Request: Copy out each line exactly; pictures stay out of the copy.

Exercise material:

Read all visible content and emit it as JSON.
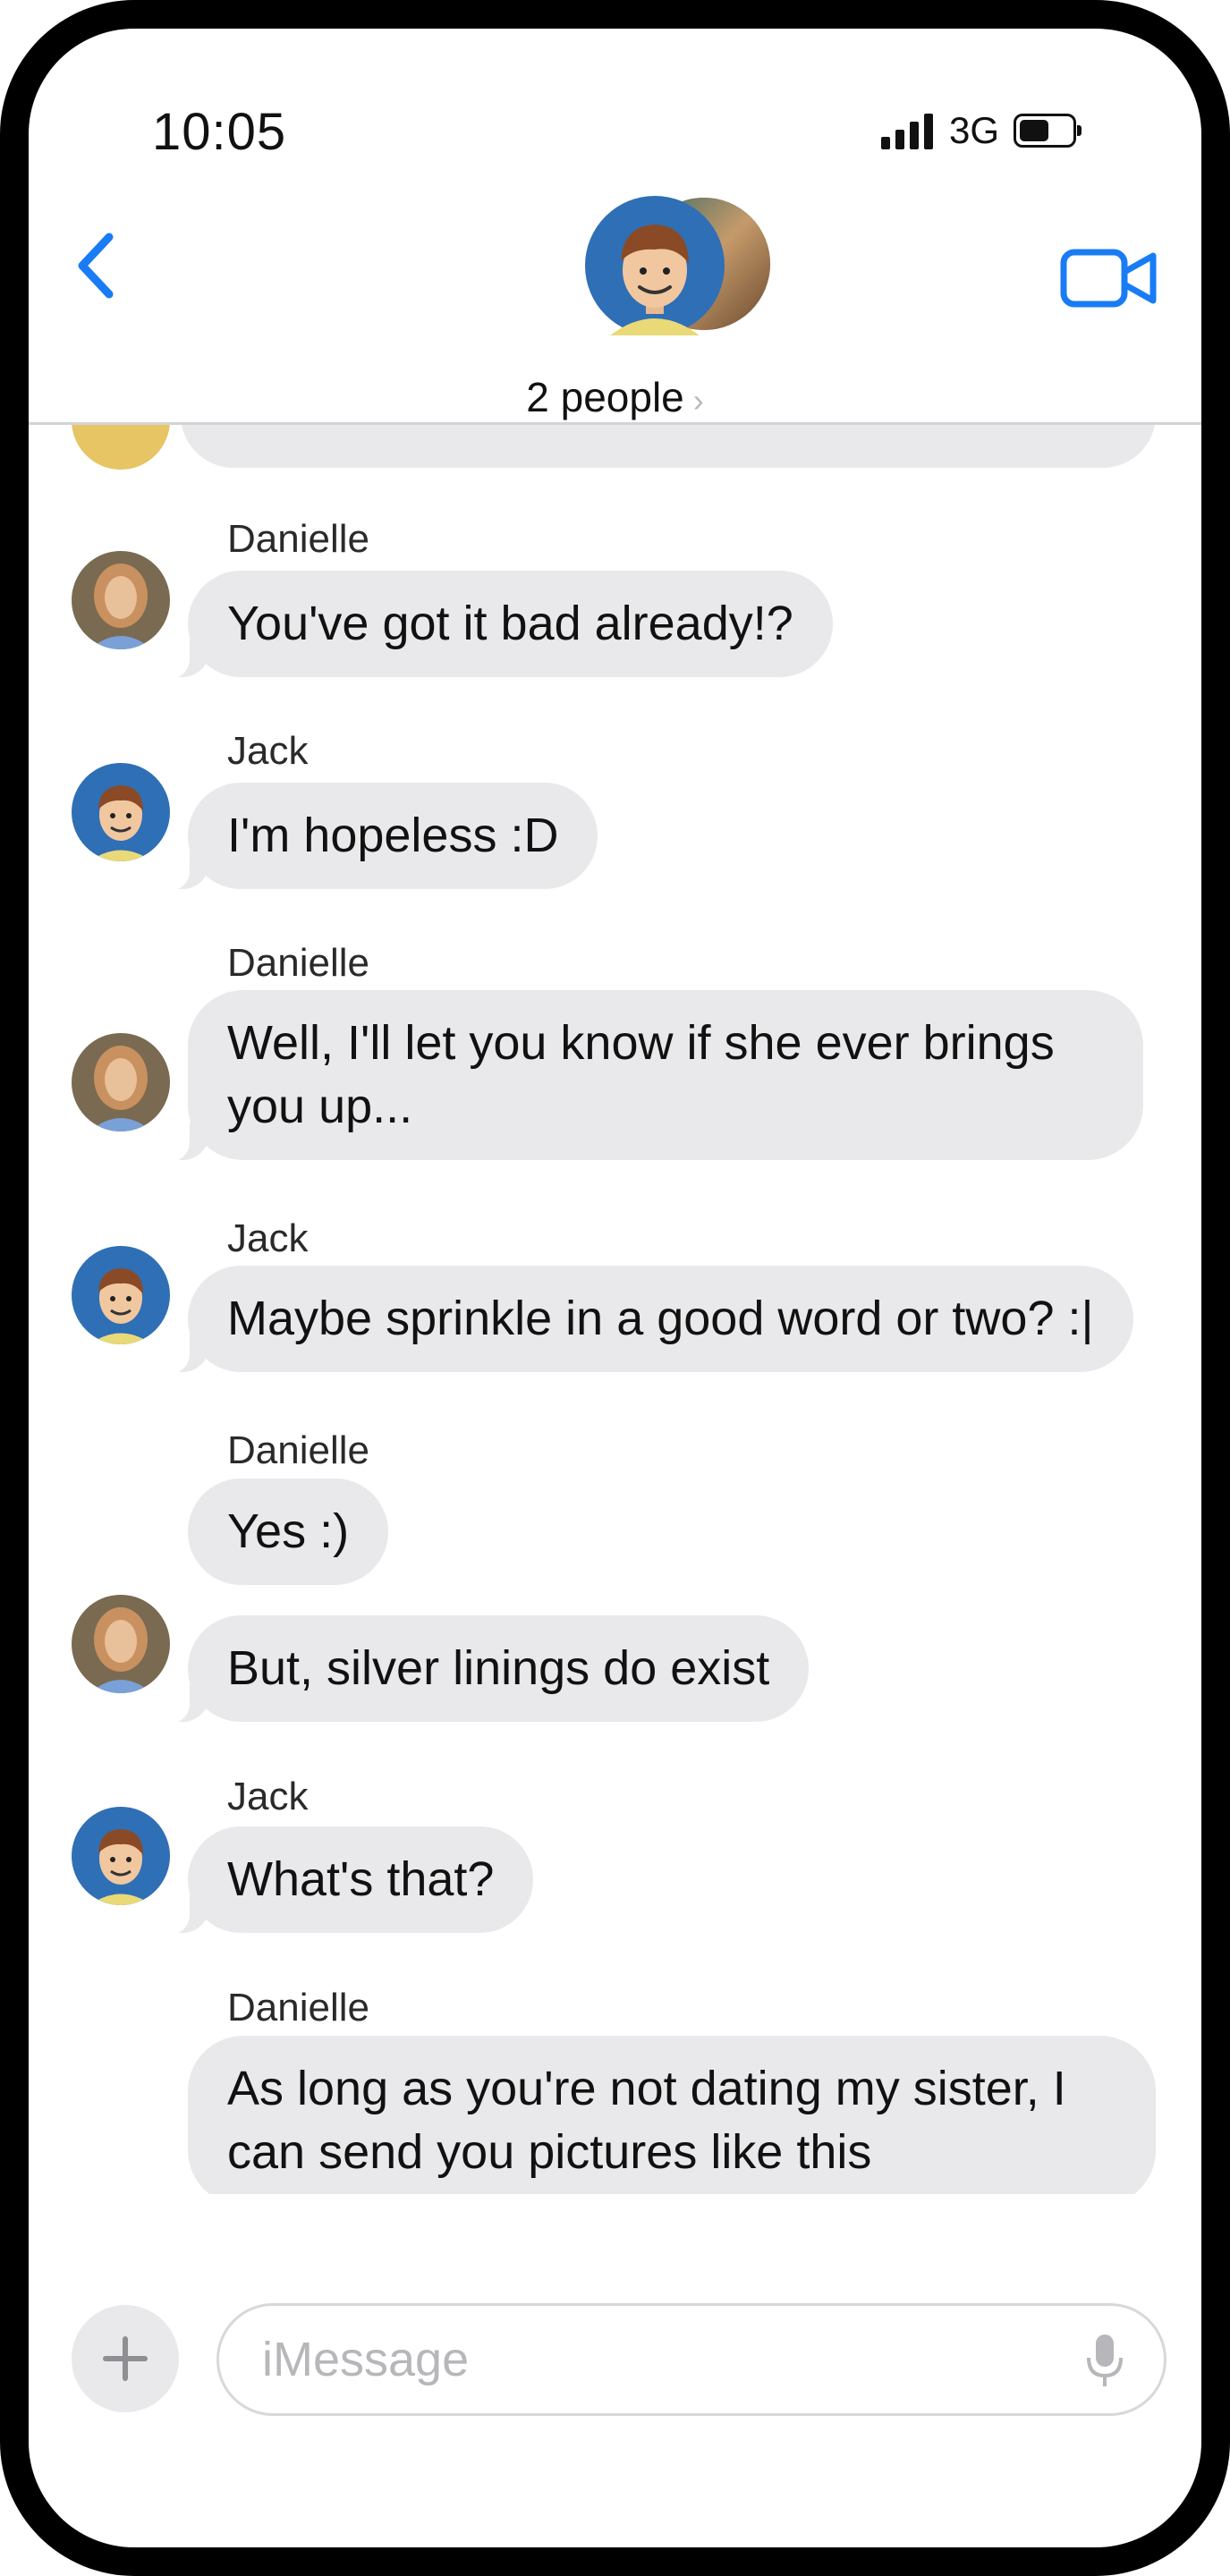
{
  "status_bar": {
    "time": "10:05",
    "network": "3G"
  },
  "nav": {
    "back_icon": "chevron-left-icon",
    "video_icon": "video-camera-icon",
    "people_label": "2 people",
    "accent_color": "#1a7cf5"
  },
  "messages": [
    {
      "sender": "Danielle",
      "text": "You've got it bad already!?"
    },
    {
      "sender": "Jack",
      "text": "I'm hopeless :D"
    },
    {
      "sender": "Danielle",
      "text": "Well, I'll let you know if she ever brings you up..."
    },
    {
      "sender": "Jack",
      "text": "Maybe sprinkle in a good word or two? :|"
    },
    {
      "sender": "Danielle",
      "text": "Yes :)"
    },
    {
      "sender": "",
      "text": "But, silver linings do exist"
    },
    {
      "sender": "Jack",
      "text": "What's that?"
    },
    {
      "sender": "Danielle",
      "text": "As long as you're not dating my sister, I can send you pictures like this"
    }
  ],
  "input": {
    "placeholder": "iMessage",
    "add_icon": "plus-icon",
    "mic_icon": "microphone-icon"
  },
  "colors": {
    "bubble_received": "#e9e9eb",
    "divider": "#d3d3d6"
  }
}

Response to this task:
Read all visible content and emit it as JSON.
{
  "status_bar": {
    "time": "10:05",
    "network": "3G"
  },
  "nav": {
    "back_icon": "chevron-left-icon",
    "video_icon": "video-camera-icon",
    "people_label": "2 people",
    "accent_color": "#1a7cf5"
  },
  "messages": [
    {
      "sender": "Danielle",
      "text": "You've got it bad already!?"
    },
    {
      "sender": "Jack",
      "text": "I'm hopeless :D"
    },
    {
      "sender": "Danielle",
      "text": "Well, I'll let you know if she ever brings you up..."
    },
    {
      "sender": "Jack",
      "text": "Maybe sprinkle in a good word or two? :|"
    },
    {
      "sender": "Danielle",
      "text": "Yes :)"
    },
    {
      "sender": "",
      "text": "But, silver linings do exist"
    },
    {
      "sender": "Jack",
      "text": "What's that?"
    },
    {
      "sender": "Danielle",
      "text": "As long as you're not dating my sister, I can send you pictures like this"
    }
  ],
  "input": {
    "placeholder": "iMessage",
    "add_icon": "plus-icon",
    "mic_icon": "microphone-icon"
  },
  "colors": {
    "bubble_received": "#e9e9eb",
    "divider": "#d3d3d6"
  }
}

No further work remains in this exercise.